What is expected: From the listing below, extract each line containing the string "this".

Available records:

☆ ☆ ☆ ☆ ☆ ☆ ☆

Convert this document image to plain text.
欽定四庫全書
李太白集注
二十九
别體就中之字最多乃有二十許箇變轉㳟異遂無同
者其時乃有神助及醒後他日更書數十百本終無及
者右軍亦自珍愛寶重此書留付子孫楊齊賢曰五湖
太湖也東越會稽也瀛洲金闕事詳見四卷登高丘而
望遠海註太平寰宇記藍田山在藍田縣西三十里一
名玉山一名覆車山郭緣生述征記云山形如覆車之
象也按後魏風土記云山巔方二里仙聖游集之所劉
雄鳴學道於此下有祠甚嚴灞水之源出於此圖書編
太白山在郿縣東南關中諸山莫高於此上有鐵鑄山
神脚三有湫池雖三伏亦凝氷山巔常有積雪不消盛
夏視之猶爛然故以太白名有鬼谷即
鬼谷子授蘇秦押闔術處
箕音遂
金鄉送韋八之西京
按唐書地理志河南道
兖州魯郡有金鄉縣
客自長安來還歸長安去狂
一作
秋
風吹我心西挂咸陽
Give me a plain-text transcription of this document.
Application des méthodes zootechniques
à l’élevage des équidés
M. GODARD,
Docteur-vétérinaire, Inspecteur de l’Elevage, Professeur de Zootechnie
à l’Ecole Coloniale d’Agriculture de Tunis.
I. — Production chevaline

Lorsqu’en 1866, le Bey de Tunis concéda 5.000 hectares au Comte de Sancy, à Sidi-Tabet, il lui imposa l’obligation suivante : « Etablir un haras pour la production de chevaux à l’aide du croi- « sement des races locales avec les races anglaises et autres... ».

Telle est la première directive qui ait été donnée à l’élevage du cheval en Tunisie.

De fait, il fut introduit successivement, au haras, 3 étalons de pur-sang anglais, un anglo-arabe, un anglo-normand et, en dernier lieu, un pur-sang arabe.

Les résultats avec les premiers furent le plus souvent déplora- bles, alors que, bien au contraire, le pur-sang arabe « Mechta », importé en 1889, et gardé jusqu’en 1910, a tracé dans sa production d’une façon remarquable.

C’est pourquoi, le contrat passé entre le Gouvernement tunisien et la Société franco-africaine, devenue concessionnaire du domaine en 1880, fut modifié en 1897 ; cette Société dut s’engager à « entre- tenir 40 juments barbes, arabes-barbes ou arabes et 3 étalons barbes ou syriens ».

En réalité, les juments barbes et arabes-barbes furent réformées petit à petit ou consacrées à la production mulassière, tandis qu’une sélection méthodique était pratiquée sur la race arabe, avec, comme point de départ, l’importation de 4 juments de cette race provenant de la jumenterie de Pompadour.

☆ ☆ ☆ ☆ ☆ ☆ ☆

Exercise response:
Convert this document image to plain text.
Give me a plain-text transcription of this document.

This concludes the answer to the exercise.